DESCRIPTION OF THE TASK => Nothing but an exact reprint of the records is to be returned.

(STUDY MATERIAL Opens)

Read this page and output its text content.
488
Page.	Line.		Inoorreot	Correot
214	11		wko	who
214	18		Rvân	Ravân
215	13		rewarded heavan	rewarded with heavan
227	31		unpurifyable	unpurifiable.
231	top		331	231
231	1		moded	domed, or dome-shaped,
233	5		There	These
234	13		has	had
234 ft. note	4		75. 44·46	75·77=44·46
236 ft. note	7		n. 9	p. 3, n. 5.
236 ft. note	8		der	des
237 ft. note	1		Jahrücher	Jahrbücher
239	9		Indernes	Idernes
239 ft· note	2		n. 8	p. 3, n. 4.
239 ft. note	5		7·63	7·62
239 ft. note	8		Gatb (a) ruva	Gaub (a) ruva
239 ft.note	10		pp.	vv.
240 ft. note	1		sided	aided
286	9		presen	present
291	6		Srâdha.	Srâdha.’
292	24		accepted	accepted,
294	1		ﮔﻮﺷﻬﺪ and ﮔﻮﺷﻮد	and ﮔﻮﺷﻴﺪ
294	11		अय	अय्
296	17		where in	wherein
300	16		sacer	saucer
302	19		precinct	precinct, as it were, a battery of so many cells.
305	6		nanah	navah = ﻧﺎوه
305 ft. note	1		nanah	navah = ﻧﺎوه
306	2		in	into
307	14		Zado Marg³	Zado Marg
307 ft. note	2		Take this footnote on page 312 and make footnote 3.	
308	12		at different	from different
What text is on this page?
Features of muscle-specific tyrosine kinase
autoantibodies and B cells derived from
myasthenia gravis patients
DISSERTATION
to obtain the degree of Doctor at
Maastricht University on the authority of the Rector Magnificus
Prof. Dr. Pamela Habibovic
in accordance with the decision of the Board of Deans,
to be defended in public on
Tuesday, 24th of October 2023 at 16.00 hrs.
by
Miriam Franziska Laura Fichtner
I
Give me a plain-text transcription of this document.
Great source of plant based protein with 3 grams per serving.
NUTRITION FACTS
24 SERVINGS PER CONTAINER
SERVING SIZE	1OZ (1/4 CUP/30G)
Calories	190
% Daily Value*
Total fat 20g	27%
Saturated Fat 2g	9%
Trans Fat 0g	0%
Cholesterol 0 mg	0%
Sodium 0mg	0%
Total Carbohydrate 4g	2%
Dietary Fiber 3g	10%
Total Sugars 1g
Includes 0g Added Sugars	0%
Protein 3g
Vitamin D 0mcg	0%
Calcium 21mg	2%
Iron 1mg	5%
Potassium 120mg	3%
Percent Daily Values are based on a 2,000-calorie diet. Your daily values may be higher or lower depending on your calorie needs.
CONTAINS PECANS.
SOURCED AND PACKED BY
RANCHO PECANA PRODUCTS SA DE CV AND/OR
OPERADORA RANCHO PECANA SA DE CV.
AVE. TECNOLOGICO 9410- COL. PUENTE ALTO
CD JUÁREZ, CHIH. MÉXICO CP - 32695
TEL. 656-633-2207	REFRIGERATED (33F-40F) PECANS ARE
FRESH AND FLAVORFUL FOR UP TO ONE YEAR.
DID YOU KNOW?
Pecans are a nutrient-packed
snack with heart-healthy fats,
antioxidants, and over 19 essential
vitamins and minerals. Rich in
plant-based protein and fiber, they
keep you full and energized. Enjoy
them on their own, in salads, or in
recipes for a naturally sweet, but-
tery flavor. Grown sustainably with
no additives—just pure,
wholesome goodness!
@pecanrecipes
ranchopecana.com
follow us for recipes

(STUDY MATERIAL Closes)

TASK ANSWER =>
Read this page and output its text content.
488
Page.	Line.		Inoorreot	Correot
214	11		wko	who
214	18		Rvân	Ravân
215	13		rewarded heavan	rewarded with heavan
227	31		unpurifyable	unpurifiable.
231	top		331	231
231	1		moded	domed, or dome-shaped,
233	5		There	These
234	13		has	had
234 ft. note	4		75. 44·46	75·77=44·46
236 ft. note	7		n. 9	p. 3, n. 5.
236 ft. note	8		der	des
237 ft. note	1		Jahrücher	Jahrbücher
239	9		Indernes	Idernes
239 ft· note	2		n. 8	p. 3, n. 4.
239 ft. note	5		7·63	7·62
239 ft. note	8		Gatb (a) ruva	Gaub (a) ruva
239 ft.note	10		pp.	vv.
240 ft. note	1		sided	aided
286	9		presen	present
291	6		Srâdha.	Srâdha.’
292	24		accepted	accepted,
294	1		ﮔﻮﺷﻬﺪ and ﮔﻮﺷﻮد	and ﮔﻮﺷﻴﺪ
294	11		अय	अय्
296	17		where in	wherein
300	16		sacer	saucer
302	19		precinct	precinct, as it were, a battery of so many cells.
305	6		nanah	navah = ﻧﺎوه
305 ft. note	1		nanah	navah = ﻧﺎوه
306	2		in	into
307	14		Zado Marg³	Zado Marg
307 ft. note	2		Take this footnote on page 312 and make footnote 3.	
308	12		at different	from different
What text is on this page?
Features of muscle-specific tyrosine kinase
autoantibodies and B cells derived from
myasthenia gravis patients
DISSERTATION
to obtain the degree of Doctor at
Maastricht University on the authority of the Rector Magnificus
Prof. Dr. Pamela Habibovic
in accordance with the decision of the Board of Deans,
to be defended in public on
Tuesday, 24th of October 2023 at 16.00 hrs.
by
Miriam Franziska Laura Fichtner
I
Give me a plain-text transcription of this document.
Great source of plant based protein with 3 grams per serving.
NUTRITION FACTS
24 SERVINGS PER CONTAINER
SERVING SIZE	1OZ (1/4 CUP/30G)
Calories	190
% Daily Value*
Total fat 20g	27%
Saturated Fat 2g	9%
Trans Fat 0g	0%
Cholesterol 0 mg	0%
Sodium 0mg	0%
Total Carbohydrate 4g	2%
Dietary Fiber 3g	10%
Total Sugars 1g
Includes 0g Added Sugars	0%
Protein 3g
Vitamin D 0mcg	0%
Calcium 21mg	2%
Iron 1mg	5%
Potassium 120mg	3%
Percent Daily Values are based on a 2,000-calorie diet. Your daily values may be higher or lower depending on your calorie needs.
CONTAINS PECANS.
SOURCED AND PACKED BY
RANCHO PECANA PRODUCTS SA DE CV AND/OR
OPERADORA RANCHO PECANA SA DE CV.
AVE. TECNOLOGICO 9410- COL. PUENTE ALTO
CD JUÁREZ, CHIH. MÉXICO CP - 32695
TEL. 656-633-2207	REFRIGERATED (33F-40F) PECANS ARE
FRESH AND FLAVORFUL FOR UP TO ONE YEAR.
DID YOU KNOW?
Pecans are a nutrient-packed
snack with heart-healthy fats,
antioxidants, and over 19 essential
vitamins and minerals. Rich in
plant-based protein and fiber, they
keep you full and energized. Enjoy
them on their own, in salads, or in
recipes for a naturally sweet, but-
tery flavor. Grown sustainably with
no additives—just pure,
wholesome goodness!
@pecanrecipes
ranchopecana.com
follow us for recipes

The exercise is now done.